> EXERCISE PROMPT: Pick out each line below containing "Cette".

> THE DATA:
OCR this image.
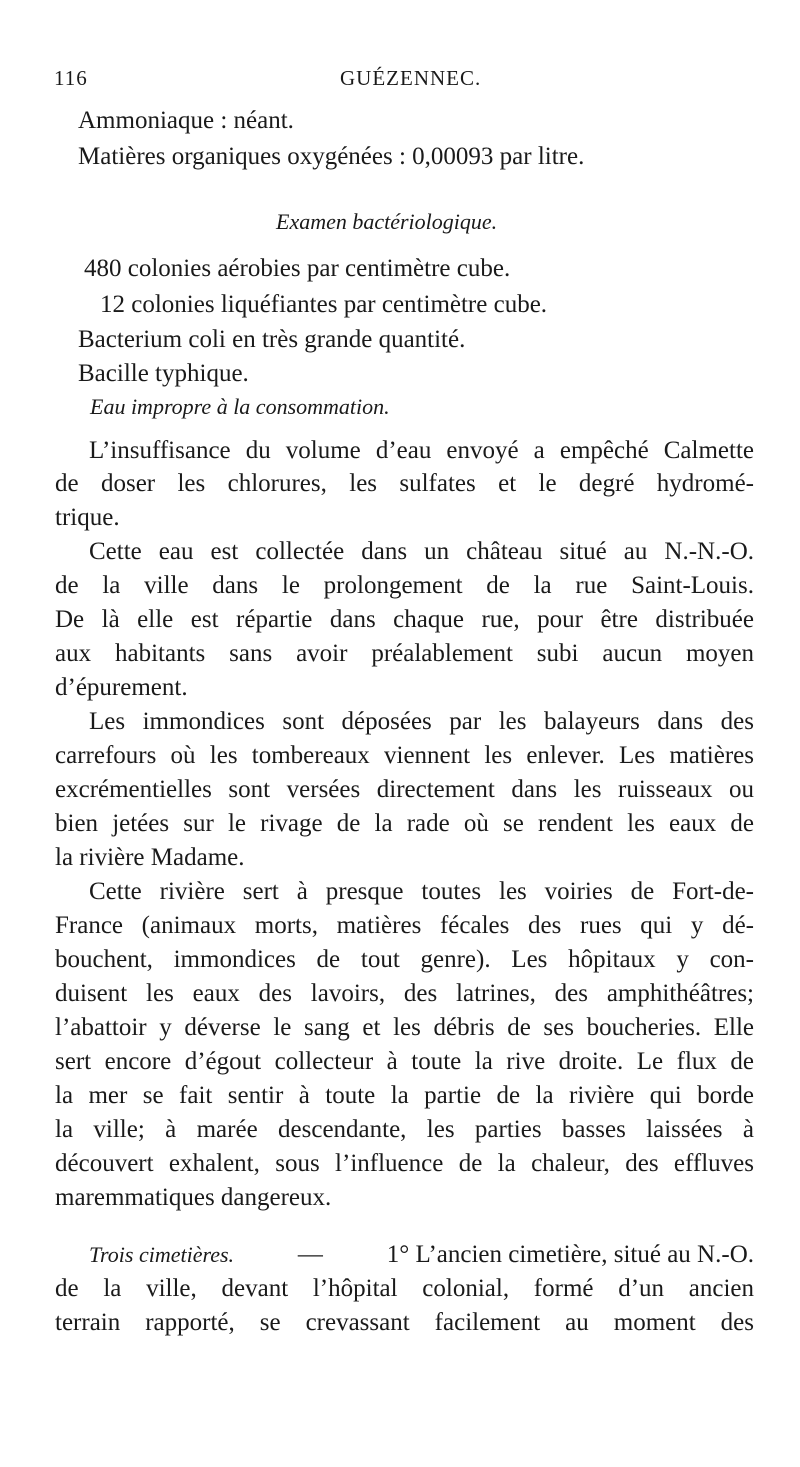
116	GUÉZENNEC.
Ammoniaque : néant.
Matières organiques oxygénées : 0,00093 par litre.
Examen bactériologique.
480 colonies aérobies par centimètre cube.
12 colonies liquéfiantes par centimètre cube.
Bacterium coli en très grande quantité.
Bacille typhique.
Eau impropre à la consommation.
L’insuffisance du volume d’eau envoyé a empêché Calmette
de doser les chlorures, les sulfates et le degré hydromé-
trique.
Cette eau est collectée dans un château situé au N.-N.-O.
de la ville dans le prolongement de la rue Saint-Louis.
De là elle est répartie dans chaque rue, pour être distribuée
aux habitants sans avoir préalablement subi aucun moyen
d’épurement.
Les immondices sont déposées par les balayeurs dans des
carrefours où les tombereaux viennent les enlever. Les matières
excrémentielles sont versées directement dans les ruisseaux ou
bien jetées sur le rivage de la rade où se rendent les eaux de
la rivière Madame.
Cette rivière sert à presque toutes les voiries de Fort-de-
France (animaux morts, matières fécales des rues qui y dé-
bouchent, immondices de tout genre). Les hôpitaux y con-
duisent les eaux des lavoirs, des latrines, des amphithéâtres;
l’abattoir y déverse le sang et les débris de ses boucheries. Elle
sert encore d’égout collecteur à toute la rive droite. Le flux de
la mer se fait sentir à toute la partie de la rivière qui borde
la ville; à marée descendante, les parties basses laissées à
découvert exhalent, sous l’influence de la chaleur, des effluves
maremmatiques dangereux.
Trois cimetières.	—	1° L’ancien cimetière, situé au N.-O.
de la ville, devant l’hôpital colonial, formé d’un ancien
terrain rapporté, se crevassant facilement au moment des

> ANSWER:
Cette eau est collectée dans un château situé au N.-N.-O.
Cette rivière sert à presque toutes les voiries de Fort-de-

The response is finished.